— Stated goal —
Write the line that includes "Transcribe the text in this document." and all subsequent lines, exactly as written, and nothing more.

— Records supplied —
------------------------------------
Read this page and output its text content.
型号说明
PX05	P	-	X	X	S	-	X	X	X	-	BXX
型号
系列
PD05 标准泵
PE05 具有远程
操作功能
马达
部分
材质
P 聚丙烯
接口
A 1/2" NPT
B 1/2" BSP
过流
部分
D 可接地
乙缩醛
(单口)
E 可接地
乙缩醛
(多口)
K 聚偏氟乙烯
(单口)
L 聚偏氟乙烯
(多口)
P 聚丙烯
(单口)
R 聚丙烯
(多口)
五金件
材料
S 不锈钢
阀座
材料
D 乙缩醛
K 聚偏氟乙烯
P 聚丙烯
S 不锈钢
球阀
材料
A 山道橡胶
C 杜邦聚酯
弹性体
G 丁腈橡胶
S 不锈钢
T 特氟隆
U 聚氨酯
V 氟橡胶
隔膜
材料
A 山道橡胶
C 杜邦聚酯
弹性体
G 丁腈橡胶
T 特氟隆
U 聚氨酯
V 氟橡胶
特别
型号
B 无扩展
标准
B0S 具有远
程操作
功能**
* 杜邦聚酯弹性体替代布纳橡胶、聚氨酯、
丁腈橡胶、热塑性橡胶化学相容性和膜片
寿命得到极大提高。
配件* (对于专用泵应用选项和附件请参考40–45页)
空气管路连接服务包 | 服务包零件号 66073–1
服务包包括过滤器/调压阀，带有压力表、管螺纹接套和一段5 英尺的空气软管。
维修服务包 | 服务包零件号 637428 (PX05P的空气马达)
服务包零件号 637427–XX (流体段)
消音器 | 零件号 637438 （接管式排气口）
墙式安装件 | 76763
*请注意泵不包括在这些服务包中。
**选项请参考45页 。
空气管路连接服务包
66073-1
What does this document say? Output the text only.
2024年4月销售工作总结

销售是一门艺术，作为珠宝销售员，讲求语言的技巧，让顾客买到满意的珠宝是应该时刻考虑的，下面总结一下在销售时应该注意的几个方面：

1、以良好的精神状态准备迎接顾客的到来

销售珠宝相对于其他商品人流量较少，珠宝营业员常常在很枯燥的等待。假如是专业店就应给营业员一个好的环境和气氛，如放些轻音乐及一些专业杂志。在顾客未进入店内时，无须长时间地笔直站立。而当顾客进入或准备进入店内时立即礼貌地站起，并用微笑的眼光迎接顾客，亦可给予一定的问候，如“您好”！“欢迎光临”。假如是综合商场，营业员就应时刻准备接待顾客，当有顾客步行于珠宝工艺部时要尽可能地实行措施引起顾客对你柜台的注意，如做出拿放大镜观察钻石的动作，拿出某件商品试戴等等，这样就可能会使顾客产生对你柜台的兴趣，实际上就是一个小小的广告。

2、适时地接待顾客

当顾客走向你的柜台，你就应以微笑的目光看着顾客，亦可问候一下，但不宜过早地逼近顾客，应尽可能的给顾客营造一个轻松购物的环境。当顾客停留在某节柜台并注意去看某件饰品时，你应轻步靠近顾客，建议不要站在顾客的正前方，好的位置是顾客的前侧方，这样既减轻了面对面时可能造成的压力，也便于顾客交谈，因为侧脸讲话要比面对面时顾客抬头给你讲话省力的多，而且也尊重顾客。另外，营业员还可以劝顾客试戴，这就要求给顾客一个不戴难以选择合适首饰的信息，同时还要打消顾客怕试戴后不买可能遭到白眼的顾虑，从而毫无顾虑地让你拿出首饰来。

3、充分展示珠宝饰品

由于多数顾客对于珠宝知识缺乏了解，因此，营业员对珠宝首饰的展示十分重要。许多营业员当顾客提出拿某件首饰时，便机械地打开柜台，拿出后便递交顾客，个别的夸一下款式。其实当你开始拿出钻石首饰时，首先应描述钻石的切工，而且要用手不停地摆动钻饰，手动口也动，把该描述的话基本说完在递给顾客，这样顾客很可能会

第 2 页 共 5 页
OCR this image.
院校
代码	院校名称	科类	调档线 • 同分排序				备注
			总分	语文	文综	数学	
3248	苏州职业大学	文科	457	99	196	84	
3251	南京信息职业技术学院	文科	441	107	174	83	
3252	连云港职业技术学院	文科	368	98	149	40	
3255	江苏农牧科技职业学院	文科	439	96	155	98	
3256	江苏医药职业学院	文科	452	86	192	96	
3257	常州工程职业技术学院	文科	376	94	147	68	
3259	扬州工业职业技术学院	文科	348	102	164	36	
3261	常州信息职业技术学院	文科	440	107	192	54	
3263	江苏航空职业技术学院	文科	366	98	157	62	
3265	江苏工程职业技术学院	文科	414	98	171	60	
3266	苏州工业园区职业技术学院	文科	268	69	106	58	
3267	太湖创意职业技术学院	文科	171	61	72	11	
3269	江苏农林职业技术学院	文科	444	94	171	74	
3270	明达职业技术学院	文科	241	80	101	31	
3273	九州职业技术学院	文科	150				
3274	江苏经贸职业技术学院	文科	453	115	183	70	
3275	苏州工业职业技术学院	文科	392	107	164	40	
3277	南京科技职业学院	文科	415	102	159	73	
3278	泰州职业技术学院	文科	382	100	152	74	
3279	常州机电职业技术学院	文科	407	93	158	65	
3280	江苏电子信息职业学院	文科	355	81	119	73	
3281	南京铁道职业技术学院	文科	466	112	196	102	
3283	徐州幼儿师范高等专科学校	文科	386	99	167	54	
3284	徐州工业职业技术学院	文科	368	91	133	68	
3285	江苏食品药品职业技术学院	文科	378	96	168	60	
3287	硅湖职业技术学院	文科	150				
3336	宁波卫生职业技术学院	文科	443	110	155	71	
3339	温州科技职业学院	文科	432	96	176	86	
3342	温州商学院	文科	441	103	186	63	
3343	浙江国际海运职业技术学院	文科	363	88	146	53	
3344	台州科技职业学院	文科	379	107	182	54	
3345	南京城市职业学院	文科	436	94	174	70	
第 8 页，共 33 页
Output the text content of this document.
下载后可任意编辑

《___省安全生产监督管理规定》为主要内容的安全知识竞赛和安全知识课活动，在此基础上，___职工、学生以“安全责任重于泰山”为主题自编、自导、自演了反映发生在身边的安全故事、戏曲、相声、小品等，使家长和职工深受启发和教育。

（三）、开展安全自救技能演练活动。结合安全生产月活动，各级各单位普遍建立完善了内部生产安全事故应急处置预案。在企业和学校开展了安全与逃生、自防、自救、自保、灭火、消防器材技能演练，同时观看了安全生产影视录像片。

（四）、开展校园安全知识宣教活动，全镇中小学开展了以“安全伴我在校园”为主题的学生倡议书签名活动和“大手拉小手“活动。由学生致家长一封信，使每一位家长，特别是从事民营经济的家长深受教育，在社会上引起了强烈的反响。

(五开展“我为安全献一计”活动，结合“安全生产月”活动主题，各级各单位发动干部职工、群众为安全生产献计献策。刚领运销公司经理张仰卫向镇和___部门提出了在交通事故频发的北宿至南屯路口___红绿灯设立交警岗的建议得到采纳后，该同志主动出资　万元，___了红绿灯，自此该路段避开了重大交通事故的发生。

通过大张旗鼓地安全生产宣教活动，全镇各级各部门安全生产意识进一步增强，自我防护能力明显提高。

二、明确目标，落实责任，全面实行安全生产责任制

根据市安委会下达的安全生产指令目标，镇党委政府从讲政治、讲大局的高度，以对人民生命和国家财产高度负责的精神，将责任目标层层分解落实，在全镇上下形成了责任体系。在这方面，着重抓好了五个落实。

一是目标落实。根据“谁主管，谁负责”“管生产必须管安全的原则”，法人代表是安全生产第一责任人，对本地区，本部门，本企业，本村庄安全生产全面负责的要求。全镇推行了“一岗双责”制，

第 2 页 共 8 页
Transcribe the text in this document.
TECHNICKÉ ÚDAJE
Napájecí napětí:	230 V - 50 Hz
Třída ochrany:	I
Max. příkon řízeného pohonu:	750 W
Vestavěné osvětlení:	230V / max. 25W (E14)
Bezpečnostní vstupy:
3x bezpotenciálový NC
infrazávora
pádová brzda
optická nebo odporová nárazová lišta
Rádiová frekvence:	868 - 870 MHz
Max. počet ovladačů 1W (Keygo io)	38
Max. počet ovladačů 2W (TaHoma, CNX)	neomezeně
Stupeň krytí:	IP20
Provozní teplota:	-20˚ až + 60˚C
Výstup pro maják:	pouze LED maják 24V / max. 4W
------------------------------------
— Final result —
Transcribe the text in this document.
TECHNICKÉ ÚDAJE
Napájecí napětí:	230 V - 50 Hz
Třída ochrany:	I
Max. příkon řízeného pohonu:	750 W
Vestavěné osvětlení:	230V / max. 25W (E14)
Bezpečnostní vstupy:
3x bezpotenciálový NC
infrazávora
pádová brzda
optická nebo odporová nárazová lišta
Rádiová frekvence:	868 - 870 MHz
Max. počet ovladačů 1W (Keygo io)	38
Max. počet ovladačů 2W (TaHoma, CNX)	neomezeně
Stupeň krytí:	IP20
Provozní teplota:	-20˚ až + 60˚C
Výstup pro maják:	pouze LED maják 24V / max. 4W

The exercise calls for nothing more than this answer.